**Verilen görev 1**
Kayıtların başından "lattice-site-cross <box>747 471 755 479</box>" ifadesini içeren satıra kadar, bu satır da dahil olmak üzere, tüm satırları değiştirmeden yazınız.

**Sayfa**
------------------------------------------------------------------------

Dördüncü yılı bitmek üzere alçak darbe girişiminin. Yazılmadık, söylenmedik, çizilip konuşulmadık hiçbir şeyi kalmadığı gibi, adeta ciğer ve beyin röntgen ve MR çekimine kadar yapıldı örgütün. Bütün bunlardan hareketle sokakta ki en alakasız kişimize kadar fetö uzmanı olduk.

Dördüncü yılı bitmek üzere alçak darbe girişiminin. Yazılmadık, söylenmedik, çizilip konuşulmadık hiçbir şeyi kalmadığı gibi, adeta ciğer ve beyin röntgen ve MR çekimine kadar yapıldı örgütün. Bütün bunlardan hareketle sokakta ki en alakasız kişimize kadar fetö uzmanı olduk.

Nerde, ne zaman, kiminle, hangi şartlarda neşvü nema bulduğundan tutunda, kimlerin şefkat ellerini uzattığından, kimlerin aynı sofrada maklube yiyişinden kimlerin kimlerle nasıl iş tutup köşeleri tutup döndüklerine varıncaya kadar örgüt ve konunun herşeyine vakıf bir millet oluverdik.

Bunca uzmanların her türlü bilgiyi ve hatta en kirli çamaşırlara varıncaya kadar orta yerlere saçıp savurmalarına rağmen bir türlü bilemediğimiz tek ve hayati şey, kaç numaraya tekabül ettiğini bilmediğimiz siyasi ayaktır.

İş, siyasi ayak kim ?sorusuna gelince en alleme olanların, uzman, araştırmacı olanlarının bile bir anda lal oluvermeleri de ne ola acep?

Adamların ( fetö ) nerde ne zaman, kiminle ne yiyip ne içtiklerine, hangi saatte kiminle, nerede saat kaçta ve kaça kadar görüşüp ve dahi ne konuştuklarına kadar vakıf olan bu uzman güruh, siyasi ayak kim? Sorusuna gelince bir an da aptal oluvermeleri yok mu ?tam bir ömür törpüsü vallahi.

Konunun, tek ve en masumu olan millet, bütün bu hengameninyüklü faturasını ödemeye devam ediyorken, üzerinde tepinerek kendince en olmadık, en bilinmedik en esrarengiz haber ve bilgileri veriyorum iddiasıyla parsayı toplayan bu uzman güruh, hasılat rekorları kırmaya devam ediyorlar.

Onlar, hasılat rekorları kırarken, fetönün bu denli büyümesi, serpilmesi, güçlenmesi, en kritik köşeleri tutması ve en yetkili yerlere gelmesinde rol oynayan siyasetçilerin de bir bedel ödediğinden söz etmekte zaten mümkün değil.

Dedik ya tek masumu ve hatta en masumu olan millet, en büyük, en olmaz, en ağır ve en yüklü faturayı ödemeye mahkûm edilmiş durumda. Ve bu günah (!) öyle kısa zaman da bitecek gibi de gözükmediği gibi fatura üzerine fatura birikmeye de devam etmektedir.

------------------------------------------------------------------------

[Çıkarılmış kayıtlar]
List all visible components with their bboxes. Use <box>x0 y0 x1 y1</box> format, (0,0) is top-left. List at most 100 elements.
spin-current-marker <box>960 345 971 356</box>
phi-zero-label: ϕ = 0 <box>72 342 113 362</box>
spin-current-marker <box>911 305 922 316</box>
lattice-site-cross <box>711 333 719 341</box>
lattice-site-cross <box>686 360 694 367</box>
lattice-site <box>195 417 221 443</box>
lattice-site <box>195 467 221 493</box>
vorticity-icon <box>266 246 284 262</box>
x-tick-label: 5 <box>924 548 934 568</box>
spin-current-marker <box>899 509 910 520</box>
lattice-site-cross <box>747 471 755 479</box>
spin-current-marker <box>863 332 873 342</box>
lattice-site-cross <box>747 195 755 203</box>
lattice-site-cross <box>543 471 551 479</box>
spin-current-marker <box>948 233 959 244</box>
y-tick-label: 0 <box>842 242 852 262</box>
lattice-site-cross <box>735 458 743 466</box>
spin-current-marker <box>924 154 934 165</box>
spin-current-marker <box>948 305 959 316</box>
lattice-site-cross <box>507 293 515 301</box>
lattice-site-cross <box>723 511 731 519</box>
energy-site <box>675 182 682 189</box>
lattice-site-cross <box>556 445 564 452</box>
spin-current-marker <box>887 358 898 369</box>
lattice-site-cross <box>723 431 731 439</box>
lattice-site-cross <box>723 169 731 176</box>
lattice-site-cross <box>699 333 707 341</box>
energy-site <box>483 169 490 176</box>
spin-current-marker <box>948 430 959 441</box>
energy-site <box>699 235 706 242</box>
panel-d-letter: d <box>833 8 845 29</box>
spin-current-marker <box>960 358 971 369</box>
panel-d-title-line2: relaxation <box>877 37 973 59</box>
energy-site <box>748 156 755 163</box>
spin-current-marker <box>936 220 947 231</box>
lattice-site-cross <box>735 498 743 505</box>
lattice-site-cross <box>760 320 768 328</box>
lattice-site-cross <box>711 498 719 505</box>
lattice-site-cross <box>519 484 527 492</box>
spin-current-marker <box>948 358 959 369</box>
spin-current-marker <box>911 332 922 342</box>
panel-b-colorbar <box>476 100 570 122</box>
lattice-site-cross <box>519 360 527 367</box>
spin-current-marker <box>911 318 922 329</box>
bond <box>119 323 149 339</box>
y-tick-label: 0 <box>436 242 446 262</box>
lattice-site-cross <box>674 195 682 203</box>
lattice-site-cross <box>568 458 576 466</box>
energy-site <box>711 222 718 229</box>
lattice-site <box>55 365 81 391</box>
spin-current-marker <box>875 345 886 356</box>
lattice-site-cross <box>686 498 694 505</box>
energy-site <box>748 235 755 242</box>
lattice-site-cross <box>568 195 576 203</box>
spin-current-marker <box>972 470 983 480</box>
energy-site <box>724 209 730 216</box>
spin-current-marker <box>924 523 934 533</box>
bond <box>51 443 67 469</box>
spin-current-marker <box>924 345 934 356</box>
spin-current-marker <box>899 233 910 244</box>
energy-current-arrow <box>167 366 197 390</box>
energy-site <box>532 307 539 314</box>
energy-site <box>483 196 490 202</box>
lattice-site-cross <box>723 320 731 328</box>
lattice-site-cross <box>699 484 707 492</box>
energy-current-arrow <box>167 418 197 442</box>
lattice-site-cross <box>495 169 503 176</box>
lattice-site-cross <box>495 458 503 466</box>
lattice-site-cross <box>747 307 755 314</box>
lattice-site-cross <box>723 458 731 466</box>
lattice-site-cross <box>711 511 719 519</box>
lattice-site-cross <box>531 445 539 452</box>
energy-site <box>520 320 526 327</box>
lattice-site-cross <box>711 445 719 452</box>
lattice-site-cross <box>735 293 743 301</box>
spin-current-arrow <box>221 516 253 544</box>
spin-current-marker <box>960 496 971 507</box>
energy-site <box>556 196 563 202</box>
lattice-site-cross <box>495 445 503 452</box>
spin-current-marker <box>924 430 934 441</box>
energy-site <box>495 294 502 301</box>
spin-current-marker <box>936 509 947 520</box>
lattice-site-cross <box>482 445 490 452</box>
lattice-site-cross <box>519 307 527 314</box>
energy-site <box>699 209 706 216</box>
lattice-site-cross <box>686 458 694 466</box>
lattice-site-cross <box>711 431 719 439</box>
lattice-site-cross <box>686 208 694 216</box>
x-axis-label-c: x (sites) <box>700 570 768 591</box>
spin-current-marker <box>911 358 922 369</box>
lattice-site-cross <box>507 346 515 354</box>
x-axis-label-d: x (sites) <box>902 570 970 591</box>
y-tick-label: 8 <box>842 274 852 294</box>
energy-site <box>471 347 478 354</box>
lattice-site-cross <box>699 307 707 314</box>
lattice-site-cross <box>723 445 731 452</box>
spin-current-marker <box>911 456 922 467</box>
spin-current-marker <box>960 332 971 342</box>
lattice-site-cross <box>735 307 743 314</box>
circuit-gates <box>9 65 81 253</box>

------------------------------------------------------------------------

**Verilen görev 2**
Sayfadaki yazıdan "Konunun, tek ve" ifadesinden başlayıp "kırmaya devam ediyorlar." ifadesine kadar, bu ifade de dahil olmak üzere, olan bölümü aynen yeniden veriniz.

**Görev sonucu 1**
List all visible components with their bboxes. Use <box>x0 y0 x1 y1</box> format, (0,0) is top-left. List at most 100 elements.
spin-current-marker <box>960 345 971 356</box>
phi-zero-label: ϕ = 0 <box>72 342 113 362</box>
spin-current-marker <box>911 305 922 316</box>
lattice-site-cross <box>711 333 719 341</box>
lattice-site-cross <box>686 360 694 367</box>
lattice-site <box>195 417 221 443</box>
lattice-site <box>195 467 221 493</box>
vorticity-icon <box>266 246 284 262</box>
x-tick-label: 5 <box>924 548 934 568</box>
spin-current-marker <box>899 509 910 520</box>
lattice-site-cross <box>747 471 755 479</box>

**Görev sonucu 2**
Konunun, tek ve en masumu olan millet, bütün bu hengameninyüklü faturasını ödemeye devam ediyorken, üzerinde tepinerek kendince en olmadık, en bilinmedik en esrarengiz haber ve bilgileri veriyorum iddiasıyla parsayı toplayan bu uzman güruh, hasılat rekorları kırmaya devam ediyorlar.